◆ Exercise
Render everything from the line containing "Itemize the components" down to the line containing "board-rank: 2 (353, 176, 382, 190)", both ends included, as a two-column CSV headed instruction and response. Give one row per record, quote each field, turn line breaks into spaces, and leave out the pictures.
··· Working data
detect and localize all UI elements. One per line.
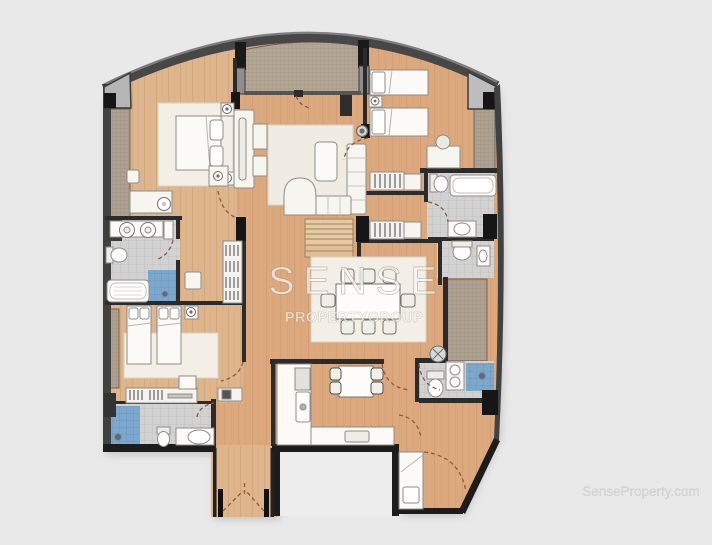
······
··· Working data
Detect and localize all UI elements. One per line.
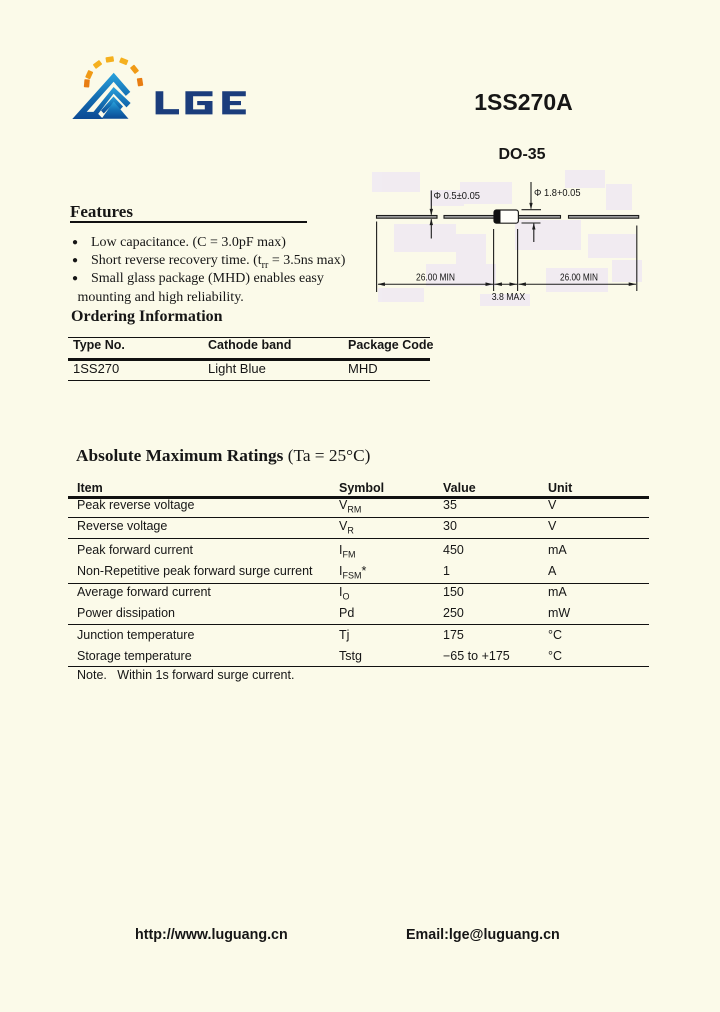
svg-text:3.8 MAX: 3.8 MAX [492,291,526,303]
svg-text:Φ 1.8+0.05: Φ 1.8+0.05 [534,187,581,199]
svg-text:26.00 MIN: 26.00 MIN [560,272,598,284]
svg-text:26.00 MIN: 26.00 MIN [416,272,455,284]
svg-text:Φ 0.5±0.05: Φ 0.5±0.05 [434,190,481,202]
······
··· Working data
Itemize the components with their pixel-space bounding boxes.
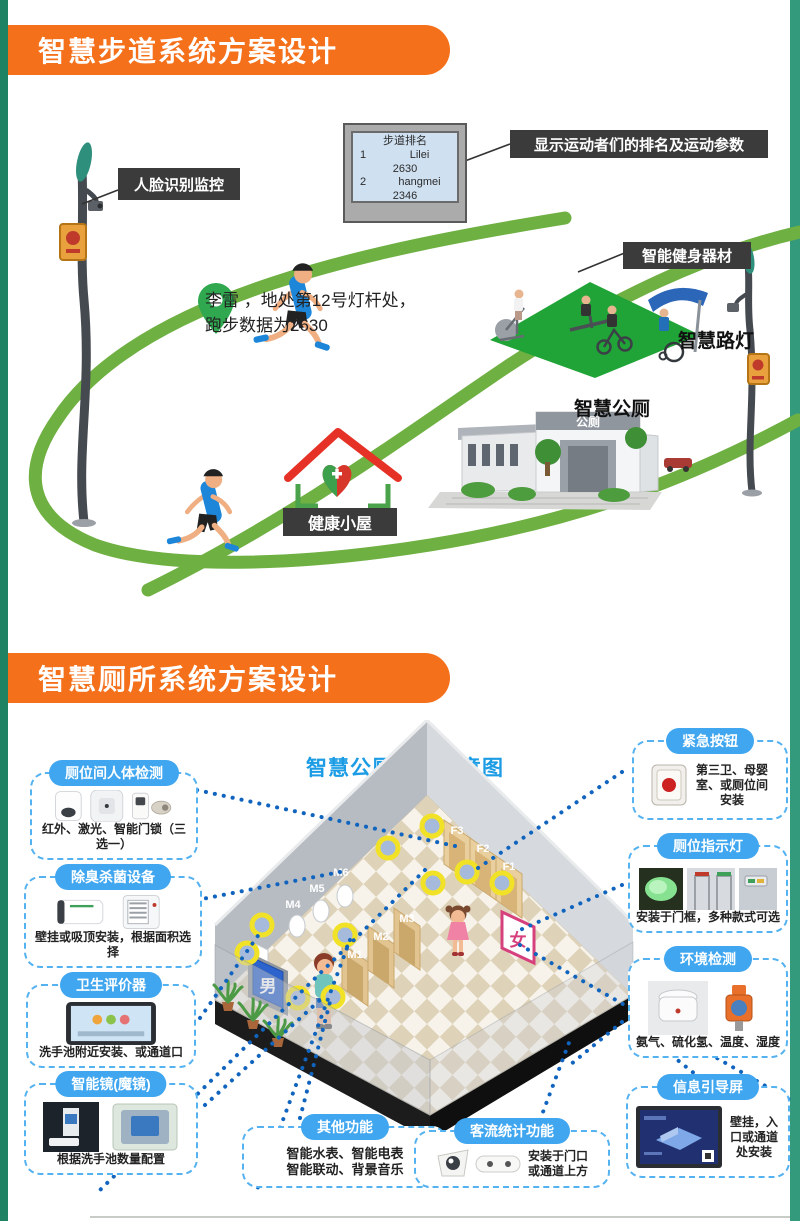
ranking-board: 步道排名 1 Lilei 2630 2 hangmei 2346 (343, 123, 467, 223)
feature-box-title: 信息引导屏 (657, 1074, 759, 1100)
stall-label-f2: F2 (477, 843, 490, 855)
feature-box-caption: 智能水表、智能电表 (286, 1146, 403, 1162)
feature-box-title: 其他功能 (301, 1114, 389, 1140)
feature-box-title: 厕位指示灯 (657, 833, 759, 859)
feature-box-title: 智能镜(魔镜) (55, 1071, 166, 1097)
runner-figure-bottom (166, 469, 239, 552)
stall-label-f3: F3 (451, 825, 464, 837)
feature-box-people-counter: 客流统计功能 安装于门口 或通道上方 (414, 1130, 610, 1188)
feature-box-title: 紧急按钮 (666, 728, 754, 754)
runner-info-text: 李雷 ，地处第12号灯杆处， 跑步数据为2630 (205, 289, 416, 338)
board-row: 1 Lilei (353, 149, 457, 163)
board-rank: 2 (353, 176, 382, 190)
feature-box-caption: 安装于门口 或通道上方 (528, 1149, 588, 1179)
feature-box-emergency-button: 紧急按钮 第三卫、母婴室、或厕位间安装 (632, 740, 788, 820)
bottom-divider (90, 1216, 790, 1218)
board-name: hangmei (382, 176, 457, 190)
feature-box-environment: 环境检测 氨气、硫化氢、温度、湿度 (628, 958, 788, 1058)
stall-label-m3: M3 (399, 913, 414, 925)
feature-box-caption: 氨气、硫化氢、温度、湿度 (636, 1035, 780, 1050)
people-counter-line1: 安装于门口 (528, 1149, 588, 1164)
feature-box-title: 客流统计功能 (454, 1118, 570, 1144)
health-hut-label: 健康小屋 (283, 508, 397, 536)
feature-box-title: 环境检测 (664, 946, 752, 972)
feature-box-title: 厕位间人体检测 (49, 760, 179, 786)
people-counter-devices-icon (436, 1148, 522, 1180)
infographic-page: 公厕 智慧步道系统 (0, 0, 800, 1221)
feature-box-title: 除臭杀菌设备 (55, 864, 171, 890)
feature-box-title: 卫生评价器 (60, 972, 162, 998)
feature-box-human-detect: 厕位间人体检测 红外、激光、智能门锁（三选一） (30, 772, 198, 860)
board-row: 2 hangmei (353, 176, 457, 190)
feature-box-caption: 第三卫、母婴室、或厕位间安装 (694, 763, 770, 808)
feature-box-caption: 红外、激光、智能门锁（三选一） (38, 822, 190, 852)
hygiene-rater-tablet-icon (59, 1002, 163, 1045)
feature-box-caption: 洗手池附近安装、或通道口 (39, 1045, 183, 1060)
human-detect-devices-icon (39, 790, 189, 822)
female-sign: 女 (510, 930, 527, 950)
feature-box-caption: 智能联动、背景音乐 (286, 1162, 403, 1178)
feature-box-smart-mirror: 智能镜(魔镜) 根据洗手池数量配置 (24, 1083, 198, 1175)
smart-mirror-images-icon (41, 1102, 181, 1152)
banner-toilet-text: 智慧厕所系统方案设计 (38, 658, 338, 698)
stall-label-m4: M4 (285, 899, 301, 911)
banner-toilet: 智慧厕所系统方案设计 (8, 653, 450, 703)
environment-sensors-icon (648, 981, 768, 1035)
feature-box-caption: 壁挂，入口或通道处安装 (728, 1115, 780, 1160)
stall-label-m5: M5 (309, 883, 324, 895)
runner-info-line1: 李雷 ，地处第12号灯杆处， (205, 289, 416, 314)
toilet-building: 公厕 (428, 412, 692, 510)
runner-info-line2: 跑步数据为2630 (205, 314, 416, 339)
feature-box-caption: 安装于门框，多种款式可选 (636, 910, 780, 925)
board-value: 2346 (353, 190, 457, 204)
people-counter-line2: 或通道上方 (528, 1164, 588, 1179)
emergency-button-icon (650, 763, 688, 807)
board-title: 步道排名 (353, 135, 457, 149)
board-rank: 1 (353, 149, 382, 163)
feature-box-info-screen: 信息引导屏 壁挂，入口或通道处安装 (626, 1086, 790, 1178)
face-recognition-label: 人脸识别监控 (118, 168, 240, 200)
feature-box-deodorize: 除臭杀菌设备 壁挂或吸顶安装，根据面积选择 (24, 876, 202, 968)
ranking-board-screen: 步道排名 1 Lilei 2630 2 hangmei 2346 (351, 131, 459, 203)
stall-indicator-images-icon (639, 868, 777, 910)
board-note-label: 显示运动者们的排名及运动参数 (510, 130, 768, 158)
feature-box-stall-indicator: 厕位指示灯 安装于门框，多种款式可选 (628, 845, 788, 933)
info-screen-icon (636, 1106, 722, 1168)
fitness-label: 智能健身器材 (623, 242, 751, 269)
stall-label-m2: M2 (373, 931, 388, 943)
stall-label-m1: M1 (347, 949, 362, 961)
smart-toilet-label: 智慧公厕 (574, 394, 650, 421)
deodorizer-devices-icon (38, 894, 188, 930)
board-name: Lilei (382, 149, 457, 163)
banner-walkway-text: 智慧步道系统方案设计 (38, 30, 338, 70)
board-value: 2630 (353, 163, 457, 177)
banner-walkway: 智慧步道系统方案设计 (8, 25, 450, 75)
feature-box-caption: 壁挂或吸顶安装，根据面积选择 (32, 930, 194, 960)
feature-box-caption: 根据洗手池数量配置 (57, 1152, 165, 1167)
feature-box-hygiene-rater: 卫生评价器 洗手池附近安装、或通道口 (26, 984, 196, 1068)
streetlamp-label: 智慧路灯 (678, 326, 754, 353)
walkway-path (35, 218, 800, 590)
······
◆ Correct answer
instruction,response
"Itemize the components with their pixel-space bounding boxes.","ranking-board: 步道排名 1 Lilei 2630 2 hangmei 2346 (343, 123, 467, 223) feature-box-title: 信息引导屏 (657, 1074, 759, 1100) stall-label-f2: F2 (477, 843, 490, 855) feature-box-caption: 智能水表、智能电表 (286, 1146, 403, 1162) feature-box-title: 其他功能 (301, 1114, 389, 1140) feature-box-title: 厕位指示灯 (657, 833, 759, 859) feature-box-title: 智能镜(魔镜) (55, 1071, 166, 1097) runner-figure-bottom (166, 469, 239, 552) stall-label-f3: F3 (451, 825, 464, 837) feature-box-people-counter: 客流统计功能 安装于门口 或通道上方 (414, 1130, 610, 1188) feature-box-title: 紧急按钮 (666, 728, 754, 754) runner-info-text: 李雷 ，地处第12号灯杆处， 跑步数据为2630 (205, 289, 416, 338) board-row: 1 Lilei (353, 149, 457, 163) board-rank: 2 (353, 176, 382, 190)"